## Task requirements:
Find each line with the string "upright" and report it.

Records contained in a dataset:
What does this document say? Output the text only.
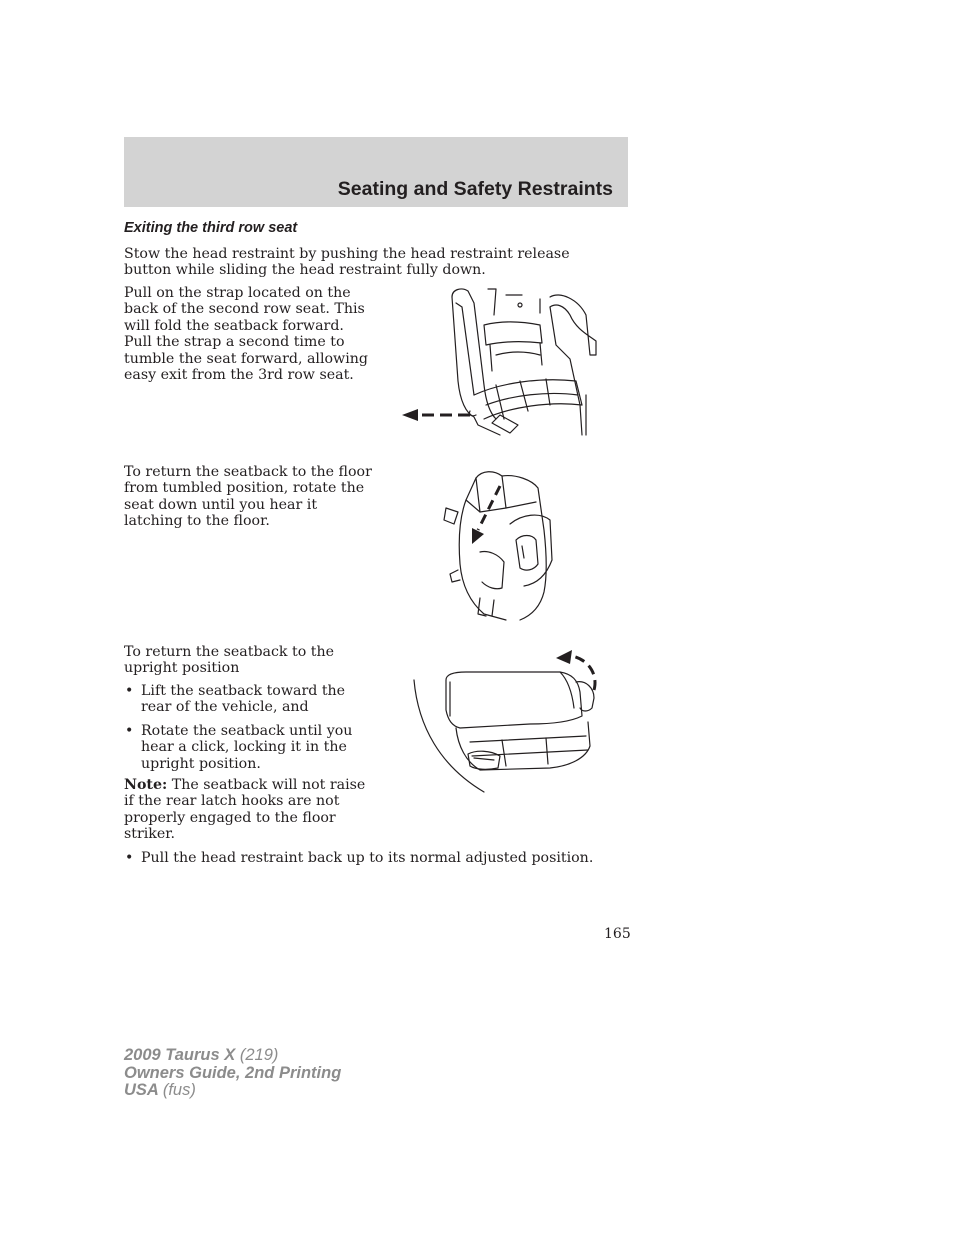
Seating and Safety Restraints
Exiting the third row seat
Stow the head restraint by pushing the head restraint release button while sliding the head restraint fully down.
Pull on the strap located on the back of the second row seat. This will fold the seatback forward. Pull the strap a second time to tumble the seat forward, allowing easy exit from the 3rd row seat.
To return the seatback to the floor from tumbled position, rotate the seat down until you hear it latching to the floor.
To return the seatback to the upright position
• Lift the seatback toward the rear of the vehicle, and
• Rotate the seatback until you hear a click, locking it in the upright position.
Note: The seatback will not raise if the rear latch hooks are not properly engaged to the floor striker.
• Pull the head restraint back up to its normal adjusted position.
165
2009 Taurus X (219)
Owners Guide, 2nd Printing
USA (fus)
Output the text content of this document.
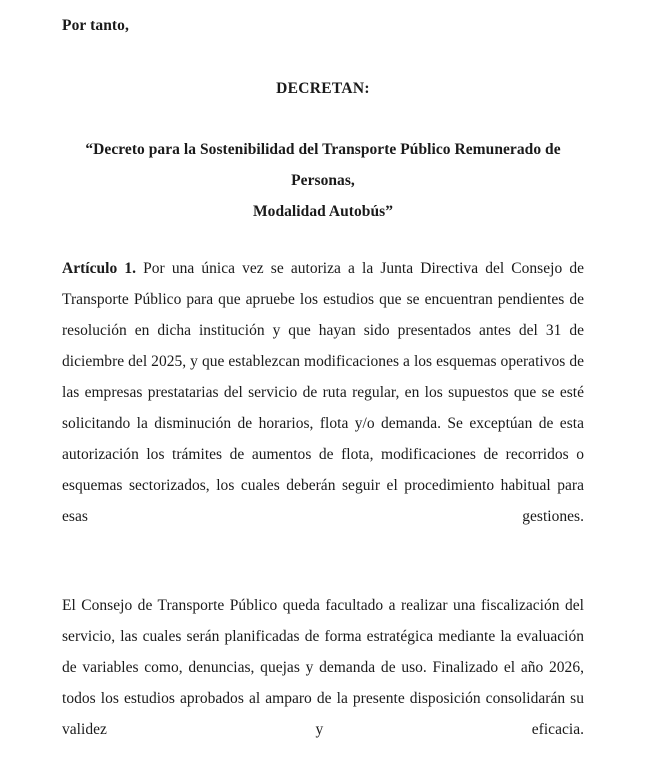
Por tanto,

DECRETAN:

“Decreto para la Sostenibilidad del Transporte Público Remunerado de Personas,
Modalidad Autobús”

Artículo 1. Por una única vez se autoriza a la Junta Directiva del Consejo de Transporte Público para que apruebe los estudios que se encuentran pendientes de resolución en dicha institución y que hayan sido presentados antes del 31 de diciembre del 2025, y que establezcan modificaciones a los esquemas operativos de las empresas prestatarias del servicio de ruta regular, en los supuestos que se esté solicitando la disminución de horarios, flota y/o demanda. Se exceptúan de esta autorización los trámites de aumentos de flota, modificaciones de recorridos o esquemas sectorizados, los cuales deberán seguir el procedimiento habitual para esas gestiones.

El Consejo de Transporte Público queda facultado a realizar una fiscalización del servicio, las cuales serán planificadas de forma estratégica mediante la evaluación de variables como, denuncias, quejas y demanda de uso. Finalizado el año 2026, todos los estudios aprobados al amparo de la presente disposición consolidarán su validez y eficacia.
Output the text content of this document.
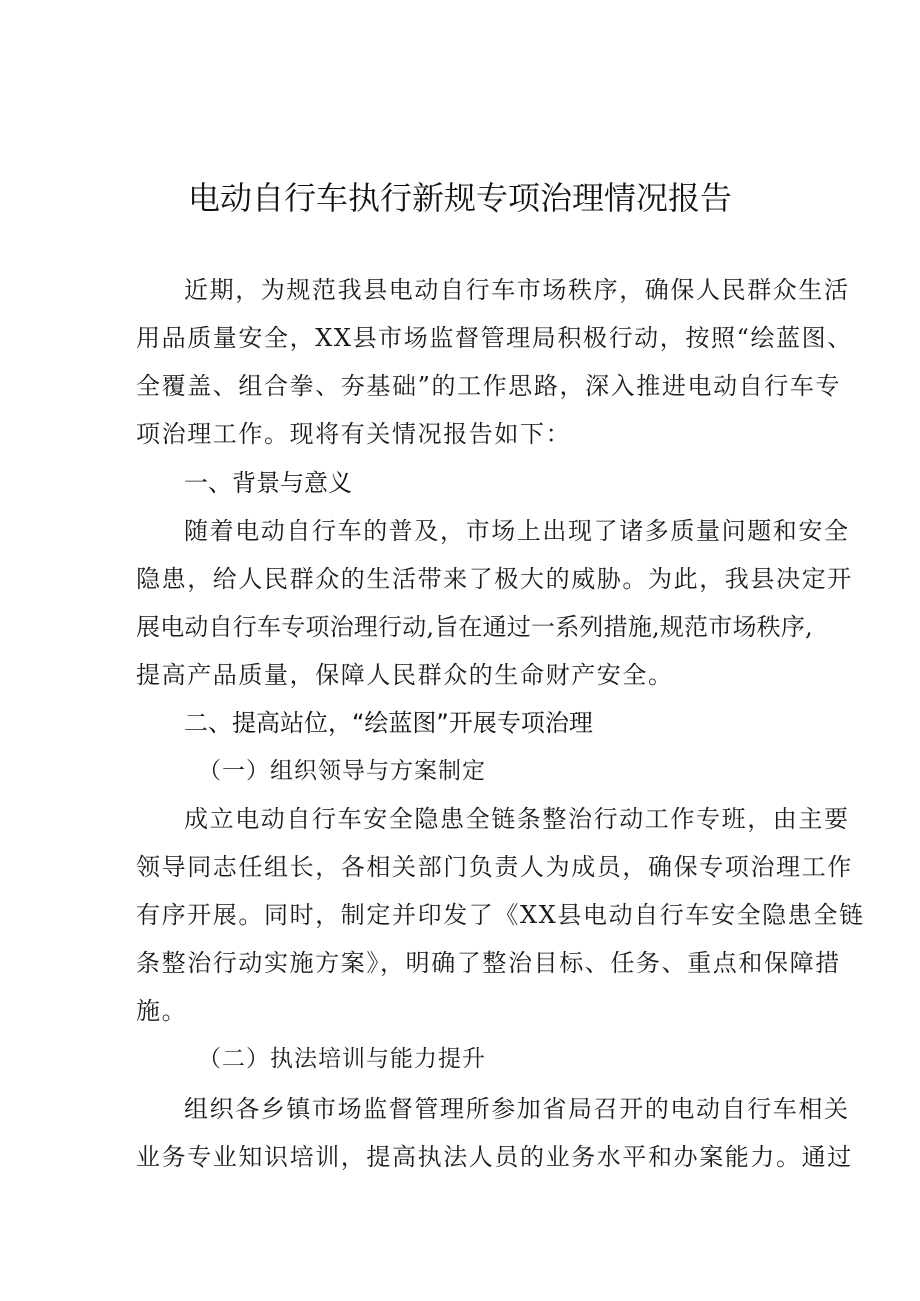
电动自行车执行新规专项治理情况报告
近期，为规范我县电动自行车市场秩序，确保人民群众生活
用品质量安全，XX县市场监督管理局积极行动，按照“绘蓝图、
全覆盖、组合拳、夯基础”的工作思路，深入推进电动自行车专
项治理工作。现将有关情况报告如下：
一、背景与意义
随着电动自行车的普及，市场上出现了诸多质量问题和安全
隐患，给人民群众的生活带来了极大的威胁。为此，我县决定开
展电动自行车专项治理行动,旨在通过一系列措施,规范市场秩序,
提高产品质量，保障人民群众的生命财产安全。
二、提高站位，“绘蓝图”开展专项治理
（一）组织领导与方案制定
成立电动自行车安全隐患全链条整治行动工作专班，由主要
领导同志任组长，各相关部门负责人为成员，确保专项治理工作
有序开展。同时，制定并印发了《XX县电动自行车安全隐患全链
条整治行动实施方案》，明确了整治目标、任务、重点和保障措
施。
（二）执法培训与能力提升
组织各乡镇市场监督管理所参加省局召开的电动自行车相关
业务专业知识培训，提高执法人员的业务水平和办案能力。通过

## Exercise response:
To return the seatback to the upright position
• Rotate the seatback until you hear a click, locking it in the upright position.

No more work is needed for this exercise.